> _DATA RECORDS_:
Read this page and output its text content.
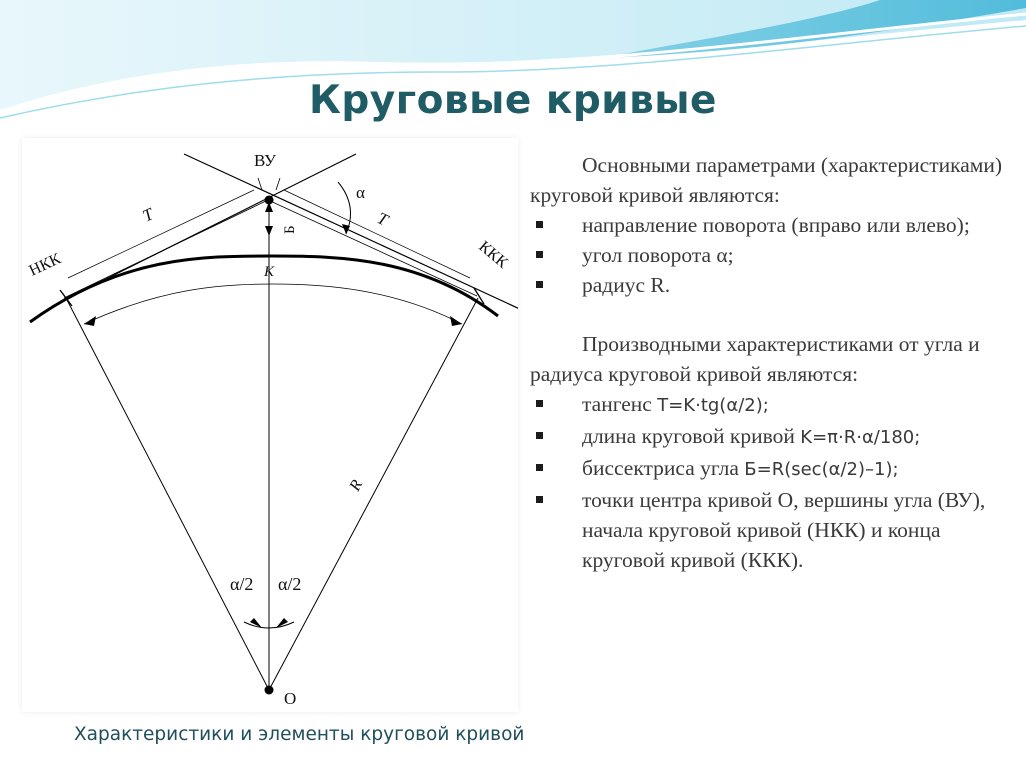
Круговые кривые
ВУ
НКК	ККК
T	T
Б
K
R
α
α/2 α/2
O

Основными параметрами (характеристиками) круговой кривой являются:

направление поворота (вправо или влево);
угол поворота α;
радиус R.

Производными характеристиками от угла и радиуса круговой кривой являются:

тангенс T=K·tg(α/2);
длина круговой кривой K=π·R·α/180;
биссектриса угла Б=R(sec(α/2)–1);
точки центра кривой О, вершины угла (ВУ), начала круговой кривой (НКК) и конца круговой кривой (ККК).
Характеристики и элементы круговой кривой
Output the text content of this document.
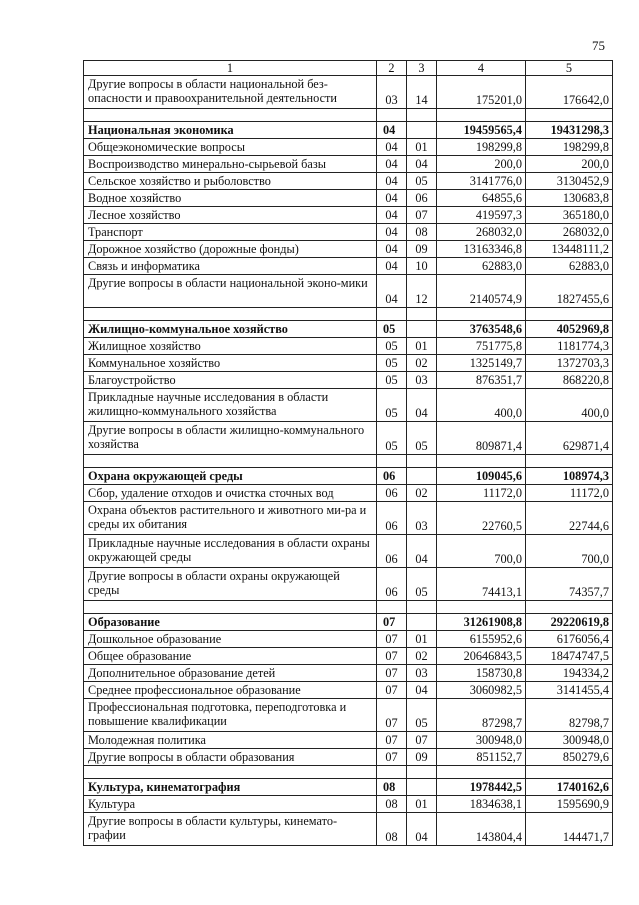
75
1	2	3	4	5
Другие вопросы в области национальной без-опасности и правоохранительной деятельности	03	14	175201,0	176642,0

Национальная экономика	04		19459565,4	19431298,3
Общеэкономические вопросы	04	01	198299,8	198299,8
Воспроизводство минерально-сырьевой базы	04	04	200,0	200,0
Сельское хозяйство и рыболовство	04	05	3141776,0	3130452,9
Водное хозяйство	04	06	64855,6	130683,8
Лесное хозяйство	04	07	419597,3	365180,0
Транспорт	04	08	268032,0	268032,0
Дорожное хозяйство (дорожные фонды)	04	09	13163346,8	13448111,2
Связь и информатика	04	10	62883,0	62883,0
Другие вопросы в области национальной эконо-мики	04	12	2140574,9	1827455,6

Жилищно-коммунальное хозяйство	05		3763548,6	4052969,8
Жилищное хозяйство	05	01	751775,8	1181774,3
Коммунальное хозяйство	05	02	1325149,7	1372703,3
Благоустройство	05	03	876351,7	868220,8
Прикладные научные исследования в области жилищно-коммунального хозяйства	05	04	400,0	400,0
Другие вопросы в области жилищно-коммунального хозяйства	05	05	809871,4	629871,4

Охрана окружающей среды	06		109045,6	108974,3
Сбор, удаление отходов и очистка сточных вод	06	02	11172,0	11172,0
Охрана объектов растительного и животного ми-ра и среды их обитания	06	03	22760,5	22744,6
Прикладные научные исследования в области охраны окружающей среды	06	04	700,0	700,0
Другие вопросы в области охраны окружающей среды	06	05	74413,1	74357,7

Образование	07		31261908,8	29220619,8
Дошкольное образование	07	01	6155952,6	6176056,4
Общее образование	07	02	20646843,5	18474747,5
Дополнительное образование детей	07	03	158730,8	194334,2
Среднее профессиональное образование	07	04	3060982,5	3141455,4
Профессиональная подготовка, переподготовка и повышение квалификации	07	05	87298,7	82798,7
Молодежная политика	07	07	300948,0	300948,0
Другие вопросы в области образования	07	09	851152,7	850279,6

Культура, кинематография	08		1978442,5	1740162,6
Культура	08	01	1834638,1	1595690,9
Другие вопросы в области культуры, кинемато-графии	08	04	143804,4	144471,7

> _WHAT IS BEING ASKED_: Where a line holds the string "хозяйство", copy that line.

> _SOLUTION TO THIS EXERCISE_:
Сельское хозяйство и рыболовство	04	05	3141776,0	3130452,9
Водное хозяйство	04	06	64855,6	130683,8
Лесное хозяйство	04	07	419597,3	365180,0
Дорожное хозяйство (дорожные фонды)	04	09	13163346,8	13448111,2
Жилищно-коммунальное хозяйство	05		3763548,6	4052969,8
Жилищное хозяйство	05	01	751775,8	1181774,3
Коммунальное хозяйство	05	02	1325149,7	1372703,3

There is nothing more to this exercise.